:: EXERCISE ::
The listing beneath should be written out in full, exactly as shown.
# start of DATA RECORDS
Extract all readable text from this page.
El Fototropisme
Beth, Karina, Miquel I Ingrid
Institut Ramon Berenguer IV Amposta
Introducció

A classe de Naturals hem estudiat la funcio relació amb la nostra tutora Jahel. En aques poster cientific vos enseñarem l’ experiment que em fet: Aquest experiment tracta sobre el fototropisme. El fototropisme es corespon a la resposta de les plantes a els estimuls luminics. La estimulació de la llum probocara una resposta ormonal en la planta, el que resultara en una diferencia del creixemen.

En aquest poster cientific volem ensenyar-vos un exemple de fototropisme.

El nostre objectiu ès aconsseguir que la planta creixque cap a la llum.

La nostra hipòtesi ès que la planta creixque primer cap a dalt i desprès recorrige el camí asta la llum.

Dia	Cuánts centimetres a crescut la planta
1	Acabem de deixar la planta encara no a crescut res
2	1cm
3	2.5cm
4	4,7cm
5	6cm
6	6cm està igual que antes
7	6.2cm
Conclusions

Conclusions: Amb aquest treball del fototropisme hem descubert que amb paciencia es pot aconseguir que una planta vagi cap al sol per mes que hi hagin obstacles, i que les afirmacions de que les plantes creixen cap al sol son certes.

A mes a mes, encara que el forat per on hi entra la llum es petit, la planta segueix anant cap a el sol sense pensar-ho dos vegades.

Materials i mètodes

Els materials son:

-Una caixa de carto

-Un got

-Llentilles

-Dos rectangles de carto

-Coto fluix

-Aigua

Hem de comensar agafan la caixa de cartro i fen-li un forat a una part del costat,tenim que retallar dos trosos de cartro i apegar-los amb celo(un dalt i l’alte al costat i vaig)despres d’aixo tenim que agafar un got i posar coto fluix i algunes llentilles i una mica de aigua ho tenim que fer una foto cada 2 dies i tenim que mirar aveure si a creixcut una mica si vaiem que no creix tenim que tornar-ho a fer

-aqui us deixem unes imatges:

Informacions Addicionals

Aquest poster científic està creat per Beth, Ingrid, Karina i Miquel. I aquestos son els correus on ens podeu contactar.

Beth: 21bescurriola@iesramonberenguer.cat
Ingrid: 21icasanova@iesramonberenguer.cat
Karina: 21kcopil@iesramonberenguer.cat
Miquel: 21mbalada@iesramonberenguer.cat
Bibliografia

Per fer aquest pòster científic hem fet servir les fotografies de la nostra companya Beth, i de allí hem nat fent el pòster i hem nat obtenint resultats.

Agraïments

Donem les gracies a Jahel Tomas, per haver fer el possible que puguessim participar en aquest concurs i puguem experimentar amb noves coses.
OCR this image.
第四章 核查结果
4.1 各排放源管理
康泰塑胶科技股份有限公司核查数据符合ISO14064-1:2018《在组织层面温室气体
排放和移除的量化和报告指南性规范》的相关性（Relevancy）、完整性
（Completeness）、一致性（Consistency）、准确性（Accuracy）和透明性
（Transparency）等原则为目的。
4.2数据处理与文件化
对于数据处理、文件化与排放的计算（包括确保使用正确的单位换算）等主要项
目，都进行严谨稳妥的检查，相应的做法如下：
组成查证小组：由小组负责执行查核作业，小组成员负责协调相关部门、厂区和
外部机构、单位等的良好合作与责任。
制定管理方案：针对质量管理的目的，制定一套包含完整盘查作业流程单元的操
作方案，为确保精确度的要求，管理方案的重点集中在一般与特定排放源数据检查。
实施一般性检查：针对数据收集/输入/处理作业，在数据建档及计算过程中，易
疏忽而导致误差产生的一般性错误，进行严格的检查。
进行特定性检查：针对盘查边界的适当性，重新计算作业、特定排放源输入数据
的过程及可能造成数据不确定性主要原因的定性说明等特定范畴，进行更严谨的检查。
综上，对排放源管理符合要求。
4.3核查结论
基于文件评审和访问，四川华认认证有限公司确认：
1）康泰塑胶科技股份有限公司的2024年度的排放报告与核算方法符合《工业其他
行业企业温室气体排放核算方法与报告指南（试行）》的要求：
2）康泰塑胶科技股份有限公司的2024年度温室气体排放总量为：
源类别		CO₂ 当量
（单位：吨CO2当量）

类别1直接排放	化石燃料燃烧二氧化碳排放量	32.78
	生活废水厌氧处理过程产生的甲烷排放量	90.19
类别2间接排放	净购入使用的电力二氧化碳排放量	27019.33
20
# end of DATA RECORDS
:: SOLVED EXERCISE ::
Extract all readable text from this page.
El Fototropisme
Beth, Karina, Miquel I Ingrid
Institut Ramon Berenguer IV Amposta
Introducció

A classe de Naturals hem estudiat la funcio relació amb la nostra tutora Jahel. En aques poster cientific vos enseñarem l’ experiment que em fet: Aquest experiment tracta sobre el fototropisme. El fototropisme es corespon a la resposta de les plantes a els estimuls luminics. La estimulació de la llum probocara una resposta ormonal en la planta, el que resultara en una diferencia del creixemen.

En aquest poster cientific volem ensenyar-vos un exemple de fototropisme.

El nostre objectiu ès aconsseguir que la planta creixque cap a la llum.

La nostra hipòtesi ès que la planta creixque primer cap a dalt i desprès recorrige el camí asta la llum.

Dia	Cuánts centimetres a crescut la planta
1	Acabem de deixar la planta encara no a crescut res
2	1cm
3	2.5cm
4	4,7cm
5	6cm
6	6cm està igual que antes
7	6.2cm
Conclusions

Conclusions: Amb aquest treball del fototropisme hem descubert que amb paciencia es pot aconseguir que una planta vagi cap al sol per mes que hi hagin obstacles, i que les afirmacions de que les plantes creixen cap al sol son certes.

A mes a mes, encara que el forat per on hi entra la llum es petit, la planta segueix anant cap a el sol sense pensar-ho dos vegades.

Materials i mètodes

Els materials son:

-Una caixa de carto

-Un got

-Llentilles

-Dos rectangles de carto

-Coto fluix

-Aigua

Hem de comensar agafan la caixa de cartro i fen-li un forat a una part del costat,tenim que retallar dos trosos de cartro i apegar-los amb celo(un dalt i l’alte al costat i vaig)despres d’aixo tenim que agafar un got i posar coto fluix i algunes llentilles i una mica de aigua ho tenim que fer una foto cada 2 dies i tenim que mirar aveure si a creixcut una mica si vaiem que no creix tenim que tornar-ho a fer

-aqui us deixem unes imatges:

Informacions Addicionals

Aquest poster científic està creat per Beth, Ingrid, Karina i Miquel. I aquestos son els correus on ens podeu contactar.

Beth: 21bescurriola@iesramonberenguer.cat
Ingrid: 21icasanova@iesramonberenguer.cat
Karina: 21kcopil@iesramonberenguer.cat
Miquel: 21mbalada@iesramonberenguer.cat
Bibliografia

Per fer aquest pòster científic hem fet servir les fotografies de la nostra companya Beth, i de allí hem nat fent el pòster i hem nat obtenint resultats.

Agraïments

Donem les gracies a Jahel Tomas, per haver fer el possible que puguessim participar en aquest concurs i puguem experimentar amb noves coses.
OCR this image.
第四章 核查结果
4.1 各排放源管理
康泰塑胶科技股份有限公司核查数据符合ISO14064-1:2018《在组织层面温室气体
排放和移除的量化和报告指南性规范》的相关性（Relevancy）、完整性
（Completeness）、一致性（Consistency）、准确性（Accuracy）和透明性
（Transparency）等原则为目的。
4.2数据处理与文件化
对于数据处理、文件化与排放的计算（包括确保使用正确的单位换算）等主要项
目，都进行严谨稳妥的检查，相应的做法如下：
组成查证小组：由小组负责执行查核作业，小组成员负责协调相关部门、厂区和
外部机构、单位等的良好合作与责任。
制定管理方案：针对质量管理的目的，制定一套包含完整盘查作业流程单元的操
作方案，为确保精确度的要求，管理方案的重点集中在一般与特定排放源数据检查。
实施一般性检查：针对数据收集/输入/处理作业，在数据建档及计算过程中，易
疏忽而导致误差产生的一般性错误，进行严格的检查。
进行特定性检查：针对盘查边界的适当性，重新计算作业、特定排放源输入数据
的过程及可能造成数据不确定性主要原因的定性说明等特定范畴，进行更严谨的检查。
综上，对排放源管理符合要求。
4.3核查结论
基于文件评审和访问，四川华认认证有限公司确认：
1）康泰塑胶科技股份有限公司的2024年度的排放报告与核算方法符合《工业其他
行业企业温室气体排放核算方法与报告指南（试行）》的要求：
2）康泰塑胶科技股份有限公司的2024年度温室气体排放总量为：
源类别		CO₂ 当量
（单位：吨CO2当量）

类别1直接排放	化石燃料燃烧二氧化碳排放量	32.78
	生活废水厌氧处理过程产生的甲烷排放量	90.19
类别2间接排放	净购入使用的电力二氧化碳排放量	27019.33
20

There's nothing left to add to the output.